Lines that contain the string "circle" are to be copied; leave out all others.

-- -- --

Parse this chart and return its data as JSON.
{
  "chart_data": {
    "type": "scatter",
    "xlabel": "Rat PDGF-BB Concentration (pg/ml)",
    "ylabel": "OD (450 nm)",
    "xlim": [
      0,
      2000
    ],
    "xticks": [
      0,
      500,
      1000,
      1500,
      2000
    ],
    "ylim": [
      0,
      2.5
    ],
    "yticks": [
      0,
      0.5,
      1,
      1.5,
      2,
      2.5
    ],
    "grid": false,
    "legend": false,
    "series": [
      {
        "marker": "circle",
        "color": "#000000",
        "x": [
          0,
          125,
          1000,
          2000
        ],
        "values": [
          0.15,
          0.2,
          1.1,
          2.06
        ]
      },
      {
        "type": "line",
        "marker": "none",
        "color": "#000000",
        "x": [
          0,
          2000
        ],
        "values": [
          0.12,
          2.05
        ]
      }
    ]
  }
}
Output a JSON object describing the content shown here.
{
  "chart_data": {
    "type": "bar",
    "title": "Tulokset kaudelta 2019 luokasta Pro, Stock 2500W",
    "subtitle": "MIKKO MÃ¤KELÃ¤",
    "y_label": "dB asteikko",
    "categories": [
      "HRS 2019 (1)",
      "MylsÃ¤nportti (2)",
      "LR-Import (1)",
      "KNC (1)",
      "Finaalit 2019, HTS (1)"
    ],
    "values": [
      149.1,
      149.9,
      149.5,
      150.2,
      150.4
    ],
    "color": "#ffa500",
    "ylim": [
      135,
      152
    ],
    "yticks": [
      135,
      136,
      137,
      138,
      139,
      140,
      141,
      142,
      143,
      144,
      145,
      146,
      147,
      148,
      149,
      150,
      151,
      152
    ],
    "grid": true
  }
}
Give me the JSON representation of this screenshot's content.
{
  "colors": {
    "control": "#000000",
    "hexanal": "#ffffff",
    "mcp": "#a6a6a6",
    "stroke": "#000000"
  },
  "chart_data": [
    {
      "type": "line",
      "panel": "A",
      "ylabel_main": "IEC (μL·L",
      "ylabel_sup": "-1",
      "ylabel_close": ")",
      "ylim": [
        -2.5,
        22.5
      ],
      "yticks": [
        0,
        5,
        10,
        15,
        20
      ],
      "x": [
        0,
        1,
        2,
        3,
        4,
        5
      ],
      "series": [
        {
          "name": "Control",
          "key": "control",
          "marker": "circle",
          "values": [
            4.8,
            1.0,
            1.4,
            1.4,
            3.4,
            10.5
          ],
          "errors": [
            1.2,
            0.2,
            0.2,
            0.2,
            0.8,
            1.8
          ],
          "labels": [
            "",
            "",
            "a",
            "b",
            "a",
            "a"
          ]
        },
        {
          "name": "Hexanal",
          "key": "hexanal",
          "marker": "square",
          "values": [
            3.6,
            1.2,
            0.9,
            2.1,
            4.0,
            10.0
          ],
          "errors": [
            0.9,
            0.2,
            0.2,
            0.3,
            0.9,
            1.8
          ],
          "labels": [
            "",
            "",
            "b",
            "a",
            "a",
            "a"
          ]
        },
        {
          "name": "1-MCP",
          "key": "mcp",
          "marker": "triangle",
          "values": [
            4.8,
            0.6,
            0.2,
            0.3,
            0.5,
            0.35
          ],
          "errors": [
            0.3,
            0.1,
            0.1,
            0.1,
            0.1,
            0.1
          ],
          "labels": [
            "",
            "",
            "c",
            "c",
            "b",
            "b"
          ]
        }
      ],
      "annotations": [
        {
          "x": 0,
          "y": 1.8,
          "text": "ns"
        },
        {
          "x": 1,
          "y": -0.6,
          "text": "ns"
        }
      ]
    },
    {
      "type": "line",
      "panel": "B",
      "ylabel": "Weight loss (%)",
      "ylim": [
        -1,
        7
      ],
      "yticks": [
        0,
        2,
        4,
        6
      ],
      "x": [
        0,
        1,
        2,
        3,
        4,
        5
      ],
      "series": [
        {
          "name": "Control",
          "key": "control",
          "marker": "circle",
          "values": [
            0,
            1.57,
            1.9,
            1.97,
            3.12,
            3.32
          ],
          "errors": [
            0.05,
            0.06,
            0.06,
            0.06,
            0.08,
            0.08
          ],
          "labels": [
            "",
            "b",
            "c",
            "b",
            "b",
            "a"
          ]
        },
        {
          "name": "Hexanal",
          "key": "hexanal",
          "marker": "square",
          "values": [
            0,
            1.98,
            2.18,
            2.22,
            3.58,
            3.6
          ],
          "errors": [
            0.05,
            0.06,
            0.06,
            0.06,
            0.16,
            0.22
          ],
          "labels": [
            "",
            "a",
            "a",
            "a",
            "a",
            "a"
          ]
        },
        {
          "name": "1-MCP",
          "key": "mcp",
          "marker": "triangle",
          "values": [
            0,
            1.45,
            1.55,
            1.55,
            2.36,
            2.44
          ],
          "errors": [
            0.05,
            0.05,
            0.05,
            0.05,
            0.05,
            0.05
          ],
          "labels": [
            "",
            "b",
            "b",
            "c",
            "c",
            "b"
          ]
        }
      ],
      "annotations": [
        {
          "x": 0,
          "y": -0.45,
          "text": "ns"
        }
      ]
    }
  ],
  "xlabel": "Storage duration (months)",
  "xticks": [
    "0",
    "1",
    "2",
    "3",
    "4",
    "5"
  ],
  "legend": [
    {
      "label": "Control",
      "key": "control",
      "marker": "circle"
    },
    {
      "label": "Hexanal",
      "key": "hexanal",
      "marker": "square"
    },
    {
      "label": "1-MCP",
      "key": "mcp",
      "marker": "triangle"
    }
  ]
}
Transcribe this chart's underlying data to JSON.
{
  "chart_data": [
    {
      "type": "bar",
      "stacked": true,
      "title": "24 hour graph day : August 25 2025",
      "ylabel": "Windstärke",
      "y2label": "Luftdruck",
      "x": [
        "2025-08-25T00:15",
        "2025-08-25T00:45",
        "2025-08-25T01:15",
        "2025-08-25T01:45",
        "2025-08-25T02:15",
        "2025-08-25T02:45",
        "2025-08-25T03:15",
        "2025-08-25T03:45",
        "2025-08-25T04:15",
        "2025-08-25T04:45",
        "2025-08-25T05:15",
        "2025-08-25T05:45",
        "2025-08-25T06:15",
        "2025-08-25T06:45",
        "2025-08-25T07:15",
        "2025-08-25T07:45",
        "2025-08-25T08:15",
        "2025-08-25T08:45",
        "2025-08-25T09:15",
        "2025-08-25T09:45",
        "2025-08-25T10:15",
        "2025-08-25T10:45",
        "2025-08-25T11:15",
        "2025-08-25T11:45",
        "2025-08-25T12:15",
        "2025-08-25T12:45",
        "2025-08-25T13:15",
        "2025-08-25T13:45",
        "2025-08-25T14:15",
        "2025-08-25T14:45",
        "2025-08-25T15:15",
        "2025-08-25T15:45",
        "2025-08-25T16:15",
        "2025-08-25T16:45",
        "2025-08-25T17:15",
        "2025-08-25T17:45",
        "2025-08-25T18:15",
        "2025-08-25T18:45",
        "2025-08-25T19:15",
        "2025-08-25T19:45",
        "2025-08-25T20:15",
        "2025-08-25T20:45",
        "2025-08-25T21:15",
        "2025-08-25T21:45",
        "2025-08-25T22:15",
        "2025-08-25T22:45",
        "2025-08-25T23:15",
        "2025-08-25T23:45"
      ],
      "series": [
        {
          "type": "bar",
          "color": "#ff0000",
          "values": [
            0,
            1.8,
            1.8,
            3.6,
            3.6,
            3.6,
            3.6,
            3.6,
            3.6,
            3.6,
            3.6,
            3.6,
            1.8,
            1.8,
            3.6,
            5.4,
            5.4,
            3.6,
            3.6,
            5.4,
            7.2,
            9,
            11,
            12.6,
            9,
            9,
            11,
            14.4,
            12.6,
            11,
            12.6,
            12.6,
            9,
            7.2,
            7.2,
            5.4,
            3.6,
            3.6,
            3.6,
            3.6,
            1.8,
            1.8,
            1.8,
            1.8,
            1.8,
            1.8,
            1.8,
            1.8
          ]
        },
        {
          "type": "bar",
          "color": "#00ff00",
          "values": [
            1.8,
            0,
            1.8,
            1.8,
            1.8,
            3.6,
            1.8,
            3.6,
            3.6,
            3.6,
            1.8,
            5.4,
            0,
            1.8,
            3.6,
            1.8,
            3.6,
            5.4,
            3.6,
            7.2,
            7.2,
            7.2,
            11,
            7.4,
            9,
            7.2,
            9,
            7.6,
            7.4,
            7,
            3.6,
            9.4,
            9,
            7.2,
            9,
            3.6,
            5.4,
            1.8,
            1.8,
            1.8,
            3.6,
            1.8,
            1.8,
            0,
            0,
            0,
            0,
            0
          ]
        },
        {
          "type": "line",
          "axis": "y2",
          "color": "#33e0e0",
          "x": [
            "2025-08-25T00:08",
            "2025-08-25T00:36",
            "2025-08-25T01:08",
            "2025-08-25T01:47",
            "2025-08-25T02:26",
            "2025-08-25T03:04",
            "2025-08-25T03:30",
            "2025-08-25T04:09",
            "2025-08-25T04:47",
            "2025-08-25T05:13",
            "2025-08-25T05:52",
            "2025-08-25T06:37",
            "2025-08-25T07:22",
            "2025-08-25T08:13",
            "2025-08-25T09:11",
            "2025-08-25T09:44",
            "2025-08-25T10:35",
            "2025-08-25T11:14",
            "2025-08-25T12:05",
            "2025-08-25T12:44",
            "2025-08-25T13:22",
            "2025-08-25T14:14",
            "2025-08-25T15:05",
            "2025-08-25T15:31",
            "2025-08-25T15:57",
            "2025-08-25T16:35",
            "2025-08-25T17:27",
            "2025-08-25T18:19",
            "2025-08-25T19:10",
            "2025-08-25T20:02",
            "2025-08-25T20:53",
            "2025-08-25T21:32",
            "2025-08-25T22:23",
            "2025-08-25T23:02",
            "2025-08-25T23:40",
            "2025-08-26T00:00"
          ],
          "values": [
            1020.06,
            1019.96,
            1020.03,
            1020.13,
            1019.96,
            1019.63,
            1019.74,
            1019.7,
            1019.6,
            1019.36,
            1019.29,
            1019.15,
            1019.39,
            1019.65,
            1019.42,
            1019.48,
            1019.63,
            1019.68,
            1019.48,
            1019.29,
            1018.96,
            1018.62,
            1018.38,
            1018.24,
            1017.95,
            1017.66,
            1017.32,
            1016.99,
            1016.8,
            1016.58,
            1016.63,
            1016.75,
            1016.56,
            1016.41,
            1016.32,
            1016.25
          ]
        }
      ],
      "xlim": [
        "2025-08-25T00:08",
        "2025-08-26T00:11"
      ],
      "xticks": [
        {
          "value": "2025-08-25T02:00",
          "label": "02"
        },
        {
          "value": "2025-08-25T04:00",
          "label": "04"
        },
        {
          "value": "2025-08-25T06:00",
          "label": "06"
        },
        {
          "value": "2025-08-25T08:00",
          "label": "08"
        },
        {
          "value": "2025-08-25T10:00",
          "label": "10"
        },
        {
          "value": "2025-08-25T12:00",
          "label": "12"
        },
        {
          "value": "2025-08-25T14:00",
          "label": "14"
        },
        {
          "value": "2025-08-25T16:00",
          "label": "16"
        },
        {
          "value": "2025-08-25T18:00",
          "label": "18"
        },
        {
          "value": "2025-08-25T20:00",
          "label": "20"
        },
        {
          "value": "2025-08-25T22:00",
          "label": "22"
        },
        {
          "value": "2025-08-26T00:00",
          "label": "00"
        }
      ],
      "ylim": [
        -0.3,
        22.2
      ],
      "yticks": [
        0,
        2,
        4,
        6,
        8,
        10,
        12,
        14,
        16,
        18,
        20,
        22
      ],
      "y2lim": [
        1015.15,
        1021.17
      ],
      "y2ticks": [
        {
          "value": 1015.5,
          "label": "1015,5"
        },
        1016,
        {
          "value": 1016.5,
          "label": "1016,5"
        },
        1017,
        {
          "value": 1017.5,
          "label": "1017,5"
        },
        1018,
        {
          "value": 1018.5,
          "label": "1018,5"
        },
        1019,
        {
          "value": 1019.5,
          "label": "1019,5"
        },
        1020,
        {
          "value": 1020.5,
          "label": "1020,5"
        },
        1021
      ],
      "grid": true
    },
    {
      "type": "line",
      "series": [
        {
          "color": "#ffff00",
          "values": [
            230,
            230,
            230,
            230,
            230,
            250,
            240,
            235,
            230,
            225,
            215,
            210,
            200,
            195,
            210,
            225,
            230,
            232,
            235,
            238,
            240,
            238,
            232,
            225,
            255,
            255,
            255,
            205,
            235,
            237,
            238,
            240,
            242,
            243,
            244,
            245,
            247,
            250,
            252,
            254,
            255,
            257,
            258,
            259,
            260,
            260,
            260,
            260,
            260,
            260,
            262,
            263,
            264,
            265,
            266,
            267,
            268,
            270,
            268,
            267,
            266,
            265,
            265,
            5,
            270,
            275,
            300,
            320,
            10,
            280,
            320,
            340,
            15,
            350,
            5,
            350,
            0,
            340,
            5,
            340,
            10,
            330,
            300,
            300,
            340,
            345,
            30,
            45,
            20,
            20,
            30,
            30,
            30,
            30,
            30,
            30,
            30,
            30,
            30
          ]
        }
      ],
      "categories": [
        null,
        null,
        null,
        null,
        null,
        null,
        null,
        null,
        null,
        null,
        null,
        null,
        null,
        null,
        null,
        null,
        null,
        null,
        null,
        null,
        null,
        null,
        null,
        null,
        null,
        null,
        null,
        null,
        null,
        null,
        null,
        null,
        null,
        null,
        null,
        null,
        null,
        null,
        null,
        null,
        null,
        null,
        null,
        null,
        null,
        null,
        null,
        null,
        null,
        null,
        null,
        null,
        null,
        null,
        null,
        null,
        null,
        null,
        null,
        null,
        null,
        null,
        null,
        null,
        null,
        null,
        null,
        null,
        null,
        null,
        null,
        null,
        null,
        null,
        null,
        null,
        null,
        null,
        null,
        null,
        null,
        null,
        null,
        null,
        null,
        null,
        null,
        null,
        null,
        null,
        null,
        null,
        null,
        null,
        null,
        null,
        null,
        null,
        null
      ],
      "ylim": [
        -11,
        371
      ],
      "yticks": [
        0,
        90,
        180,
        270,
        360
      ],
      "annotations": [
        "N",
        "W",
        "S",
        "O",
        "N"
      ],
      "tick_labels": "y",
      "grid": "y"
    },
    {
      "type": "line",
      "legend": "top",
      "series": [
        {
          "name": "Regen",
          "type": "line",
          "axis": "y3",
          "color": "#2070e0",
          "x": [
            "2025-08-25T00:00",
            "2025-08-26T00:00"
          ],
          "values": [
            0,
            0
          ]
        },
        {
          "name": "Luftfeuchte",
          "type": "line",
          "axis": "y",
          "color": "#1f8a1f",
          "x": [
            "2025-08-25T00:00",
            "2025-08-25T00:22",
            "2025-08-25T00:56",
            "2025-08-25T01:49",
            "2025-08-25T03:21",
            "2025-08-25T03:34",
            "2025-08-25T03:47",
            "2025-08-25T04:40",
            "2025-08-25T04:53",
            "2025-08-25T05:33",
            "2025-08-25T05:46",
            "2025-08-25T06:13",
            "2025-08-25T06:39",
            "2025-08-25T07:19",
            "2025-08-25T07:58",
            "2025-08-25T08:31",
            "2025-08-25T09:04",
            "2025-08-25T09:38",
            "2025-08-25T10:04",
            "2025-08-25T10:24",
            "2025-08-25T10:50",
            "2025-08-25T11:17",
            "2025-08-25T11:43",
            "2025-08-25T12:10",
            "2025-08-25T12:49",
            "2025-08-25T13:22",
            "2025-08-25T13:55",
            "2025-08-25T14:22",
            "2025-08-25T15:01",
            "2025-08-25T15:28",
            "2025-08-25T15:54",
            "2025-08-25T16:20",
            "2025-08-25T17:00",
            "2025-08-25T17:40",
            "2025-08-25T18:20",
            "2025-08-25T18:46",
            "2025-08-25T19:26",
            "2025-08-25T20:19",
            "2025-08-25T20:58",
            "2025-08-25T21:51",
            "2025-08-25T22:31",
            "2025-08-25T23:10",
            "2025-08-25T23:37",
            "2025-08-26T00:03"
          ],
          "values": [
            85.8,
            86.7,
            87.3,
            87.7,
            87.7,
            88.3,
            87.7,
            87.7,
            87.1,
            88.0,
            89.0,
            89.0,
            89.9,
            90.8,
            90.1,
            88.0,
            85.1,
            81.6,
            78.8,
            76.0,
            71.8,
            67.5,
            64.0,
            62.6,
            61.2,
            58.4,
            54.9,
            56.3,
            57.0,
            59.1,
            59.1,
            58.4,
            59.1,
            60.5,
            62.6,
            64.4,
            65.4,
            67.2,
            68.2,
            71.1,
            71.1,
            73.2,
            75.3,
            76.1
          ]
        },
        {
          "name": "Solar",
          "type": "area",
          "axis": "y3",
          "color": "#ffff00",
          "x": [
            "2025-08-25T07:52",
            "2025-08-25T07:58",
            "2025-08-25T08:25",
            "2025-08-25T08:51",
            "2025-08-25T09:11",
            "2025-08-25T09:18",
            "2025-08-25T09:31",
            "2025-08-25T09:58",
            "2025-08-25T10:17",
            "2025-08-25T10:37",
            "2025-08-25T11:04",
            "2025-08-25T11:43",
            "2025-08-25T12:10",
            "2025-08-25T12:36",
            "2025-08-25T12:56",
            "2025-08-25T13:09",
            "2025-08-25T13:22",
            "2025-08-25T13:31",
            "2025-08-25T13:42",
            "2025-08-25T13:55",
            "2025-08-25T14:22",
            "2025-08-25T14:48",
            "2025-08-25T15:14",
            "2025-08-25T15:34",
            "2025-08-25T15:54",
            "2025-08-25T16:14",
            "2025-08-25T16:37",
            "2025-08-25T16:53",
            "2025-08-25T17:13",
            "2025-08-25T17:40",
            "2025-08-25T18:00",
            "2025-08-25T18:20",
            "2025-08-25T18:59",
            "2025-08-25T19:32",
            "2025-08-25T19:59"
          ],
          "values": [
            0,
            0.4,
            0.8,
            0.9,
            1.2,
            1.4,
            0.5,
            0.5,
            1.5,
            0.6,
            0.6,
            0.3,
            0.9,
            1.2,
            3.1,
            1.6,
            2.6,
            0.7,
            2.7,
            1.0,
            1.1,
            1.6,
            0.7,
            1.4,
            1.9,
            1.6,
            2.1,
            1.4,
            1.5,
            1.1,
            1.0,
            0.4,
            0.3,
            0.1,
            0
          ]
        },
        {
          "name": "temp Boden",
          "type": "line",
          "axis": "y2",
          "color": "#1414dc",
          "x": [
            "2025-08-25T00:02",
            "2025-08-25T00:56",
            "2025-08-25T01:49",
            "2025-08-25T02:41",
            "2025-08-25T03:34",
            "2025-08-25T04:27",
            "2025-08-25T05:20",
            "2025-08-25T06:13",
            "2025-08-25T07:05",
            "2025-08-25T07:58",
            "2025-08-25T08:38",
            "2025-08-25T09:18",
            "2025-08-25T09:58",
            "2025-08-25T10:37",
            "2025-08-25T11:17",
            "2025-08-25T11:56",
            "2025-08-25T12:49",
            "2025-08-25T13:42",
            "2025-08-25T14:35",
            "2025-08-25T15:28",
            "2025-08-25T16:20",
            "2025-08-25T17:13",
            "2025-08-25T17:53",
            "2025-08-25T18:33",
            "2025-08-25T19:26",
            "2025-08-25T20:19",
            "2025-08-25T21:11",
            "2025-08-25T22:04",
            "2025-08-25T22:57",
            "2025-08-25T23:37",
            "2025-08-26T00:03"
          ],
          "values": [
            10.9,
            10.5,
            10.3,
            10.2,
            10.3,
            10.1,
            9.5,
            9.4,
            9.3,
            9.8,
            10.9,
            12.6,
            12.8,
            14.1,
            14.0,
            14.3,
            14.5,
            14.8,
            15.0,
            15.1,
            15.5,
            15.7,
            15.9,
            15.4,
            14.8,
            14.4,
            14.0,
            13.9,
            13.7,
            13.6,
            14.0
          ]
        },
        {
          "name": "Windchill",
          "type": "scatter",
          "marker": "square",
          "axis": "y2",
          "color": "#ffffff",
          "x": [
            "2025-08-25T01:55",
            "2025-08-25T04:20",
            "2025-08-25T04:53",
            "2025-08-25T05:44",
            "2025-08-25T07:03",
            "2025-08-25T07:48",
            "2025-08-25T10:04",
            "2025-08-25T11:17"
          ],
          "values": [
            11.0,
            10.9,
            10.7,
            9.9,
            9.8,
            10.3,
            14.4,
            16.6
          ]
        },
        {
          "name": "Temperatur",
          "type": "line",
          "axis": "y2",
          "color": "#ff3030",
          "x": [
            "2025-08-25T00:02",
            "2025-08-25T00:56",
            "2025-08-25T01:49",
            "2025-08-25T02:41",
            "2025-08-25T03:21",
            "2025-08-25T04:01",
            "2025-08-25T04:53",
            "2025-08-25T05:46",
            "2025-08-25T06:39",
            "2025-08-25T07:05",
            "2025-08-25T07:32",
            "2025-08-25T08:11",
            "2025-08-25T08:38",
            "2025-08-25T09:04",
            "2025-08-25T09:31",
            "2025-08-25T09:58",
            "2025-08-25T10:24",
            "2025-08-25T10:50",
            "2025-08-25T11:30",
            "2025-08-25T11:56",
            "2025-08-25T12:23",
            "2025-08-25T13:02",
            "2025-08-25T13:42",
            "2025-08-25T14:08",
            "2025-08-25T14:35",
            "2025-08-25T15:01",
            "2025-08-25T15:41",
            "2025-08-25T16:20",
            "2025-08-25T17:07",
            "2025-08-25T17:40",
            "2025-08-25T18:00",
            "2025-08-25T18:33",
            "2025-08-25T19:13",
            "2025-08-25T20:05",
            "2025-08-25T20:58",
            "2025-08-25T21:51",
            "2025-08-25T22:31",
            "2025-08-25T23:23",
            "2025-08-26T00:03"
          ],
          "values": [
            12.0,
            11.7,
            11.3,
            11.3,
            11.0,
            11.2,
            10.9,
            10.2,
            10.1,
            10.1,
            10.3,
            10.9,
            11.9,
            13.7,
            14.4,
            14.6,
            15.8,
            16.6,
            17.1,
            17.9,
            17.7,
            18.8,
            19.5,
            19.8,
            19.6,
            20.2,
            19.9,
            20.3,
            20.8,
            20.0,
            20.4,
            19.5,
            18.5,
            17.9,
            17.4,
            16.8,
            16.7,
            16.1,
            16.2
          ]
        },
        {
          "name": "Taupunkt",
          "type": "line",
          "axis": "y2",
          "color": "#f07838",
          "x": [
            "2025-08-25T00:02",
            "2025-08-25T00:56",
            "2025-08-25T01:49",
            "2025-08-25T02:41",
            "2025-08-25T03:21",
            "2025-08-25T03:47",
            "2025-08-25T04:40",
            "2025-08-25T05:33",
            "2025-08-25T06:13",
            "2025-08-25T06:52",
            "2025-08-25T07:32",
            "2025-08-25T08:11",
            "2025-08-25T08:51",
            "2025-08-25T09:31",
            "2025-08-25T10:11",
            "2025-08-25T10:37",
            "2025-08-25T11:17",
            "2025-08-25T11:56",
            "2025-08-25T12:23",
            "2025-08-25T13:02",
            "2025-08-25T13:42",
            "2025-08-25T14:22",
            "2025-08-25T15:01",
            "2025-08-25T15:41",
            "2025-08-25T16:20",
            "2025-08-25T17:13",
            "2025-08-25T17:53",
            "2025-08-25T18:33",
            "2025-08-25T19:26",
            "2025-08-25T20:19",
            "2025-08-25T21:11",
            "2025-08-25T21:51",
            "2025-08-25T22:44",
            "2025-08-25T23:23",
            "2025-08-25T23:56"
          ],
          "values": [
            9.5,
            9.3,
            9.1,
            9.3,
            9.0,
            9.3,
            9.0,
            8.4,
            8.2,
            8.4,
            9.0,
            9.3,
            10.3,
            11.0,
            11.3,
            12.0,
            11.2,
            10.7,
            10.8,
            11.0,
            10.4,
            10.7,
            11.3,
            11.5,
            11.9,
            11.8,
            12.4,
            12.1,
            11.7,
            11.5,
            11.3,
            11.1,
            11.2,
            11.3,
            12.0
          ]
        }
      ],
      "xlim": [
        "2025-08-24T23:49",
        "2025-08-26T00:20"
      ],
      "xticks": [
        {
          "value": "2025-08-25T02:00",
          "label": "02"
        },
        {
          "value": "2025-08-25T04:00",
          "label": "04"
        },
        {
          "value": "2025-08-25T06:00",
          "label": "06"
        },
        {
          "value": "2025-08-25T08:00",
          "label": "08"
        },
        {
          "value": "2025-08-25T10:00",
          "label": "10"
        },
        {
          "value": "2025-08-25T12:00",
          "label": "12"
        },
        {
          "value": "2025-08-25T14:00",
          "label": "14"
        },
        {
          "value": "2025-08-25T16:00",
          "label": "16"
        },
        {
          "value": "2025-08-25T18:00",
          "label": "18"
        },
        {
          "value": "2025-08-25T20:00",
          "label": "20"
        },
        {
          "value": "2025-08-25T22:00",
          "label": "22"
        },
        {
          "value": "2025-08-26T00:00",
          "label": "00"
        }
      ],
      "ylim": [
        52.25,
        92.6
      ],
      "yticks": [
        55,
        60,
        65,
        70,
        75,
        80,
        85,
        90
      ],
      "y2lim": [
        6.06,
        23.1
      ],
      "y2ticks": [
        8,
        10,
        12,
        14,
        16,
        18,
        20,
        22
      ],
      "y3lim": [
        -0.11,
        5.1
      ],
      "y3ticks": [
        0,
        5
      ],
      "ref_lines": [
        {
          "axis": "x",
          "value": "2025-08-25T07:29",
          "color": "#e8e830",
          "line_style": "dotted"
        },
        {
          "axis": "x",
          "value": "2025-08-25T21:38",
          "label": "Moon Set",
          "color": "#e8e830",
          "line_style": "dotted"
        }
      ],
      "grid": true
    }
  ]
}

-- -- --

» **Answer to this problem**
        "marker": "circle",
          "marker": "circle",
          "marker": "circle",
      "marker": "circle"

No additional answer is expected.